:: Excerpt

For the 2000 season, the race was moved from Memorial Day weekend to September. Track management did not want the event to be scheduled for the same weekend as the Indy 500, as it was splitting the fan base and affecting attendance. With the two races in neighboring states, fans generally chose to travel to the Indy 500 for the weekend instead. In addition, CART officials decided to leave Memorial Day weekend open to allow their teams the opportunity to cross over and compete at Indianapolis if they desired.

In 2001, the race was dropped from the CART series schedule, and it switched to the IRL. The distance was shortened, and the race became known as the Gateway Indy 250. However, the event suffered from continually declining attendance. The event was dropped altogether after 2003.

After new management at the facility in 2012, rumors began to circulate about reviving the event with the now-unified IndyCar Series. In 2015, the track was approved as a test facility.

::::

## Problems and tasks
(A) Answer these questions about the Gateway race history:
(i) To which month was the race moved for the 2000 season?
(ii) What name did the race take after it switched to the IRL?
(iii) In what year was the track approved as a test facility?
(B) Carry on the Gateway race history from the point where it stops.

:: Supplied entries

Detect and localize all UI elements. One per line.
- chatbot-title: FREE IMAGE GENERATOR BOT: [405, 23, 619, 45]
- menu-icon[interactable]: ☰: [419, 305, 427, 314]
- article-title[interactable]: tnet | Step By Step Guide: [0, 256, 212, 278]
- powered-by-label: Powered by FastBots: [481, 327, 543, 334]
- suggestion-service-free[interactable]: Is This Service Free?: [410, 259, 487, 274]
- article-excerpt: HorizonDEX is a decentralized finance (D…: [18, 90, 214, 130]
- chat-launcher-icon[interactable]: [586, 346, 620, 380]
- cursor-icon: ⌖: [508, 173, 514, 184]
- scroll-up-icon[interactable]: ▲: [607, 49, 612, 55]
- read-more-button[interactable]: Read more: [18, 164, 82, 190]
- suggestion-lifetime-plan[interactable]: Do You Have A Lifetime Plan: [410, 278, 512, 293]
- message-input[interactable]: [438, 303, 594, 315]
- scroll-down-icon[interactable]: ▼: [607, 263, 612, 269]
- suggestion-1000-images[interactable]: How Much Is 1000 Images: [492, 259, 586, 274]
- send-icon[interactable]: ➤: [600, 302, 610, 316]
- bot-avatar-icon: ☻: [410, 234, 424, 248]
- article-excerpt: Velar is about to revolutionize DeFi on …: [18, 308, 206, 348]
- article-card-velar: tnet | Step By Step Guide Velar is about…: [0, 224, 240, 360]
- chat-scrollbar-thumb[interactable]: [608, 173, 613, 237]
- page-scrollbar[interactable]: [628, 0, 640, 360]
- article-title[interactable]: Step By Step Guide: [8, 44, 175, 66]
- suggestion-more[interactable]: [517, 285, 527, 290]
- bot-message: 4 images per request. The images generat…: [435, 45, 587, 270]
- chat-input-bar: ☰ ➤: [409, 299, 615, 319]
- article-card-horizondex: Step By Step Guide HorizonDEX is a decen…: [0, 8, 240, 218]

::::

## Answers by item number
(A)
(i) September
(ii) The Gateway Indy 250
(iii) 2015

(B)
In January 2017, a multi-year agreement was designed with Gateway Motorsports Park and the Bommarito Automotive Group. The Bommarito Automotive Group 500 was announced at the 2017 St. Louis Auto Show and added to the 2017 IndyCar Series schedule. The partnership was renewed through 2021.

In July 2020, the race was shortened to 250 miles (200 laps) to accommodate a revised schedule for the COVID-19 pandemic. The event featured two identical 200-lap races in the afternoon.

Before the start of the 2021 race, event promoters announced a contract extension with IndyCar to secure the race for an additional five years.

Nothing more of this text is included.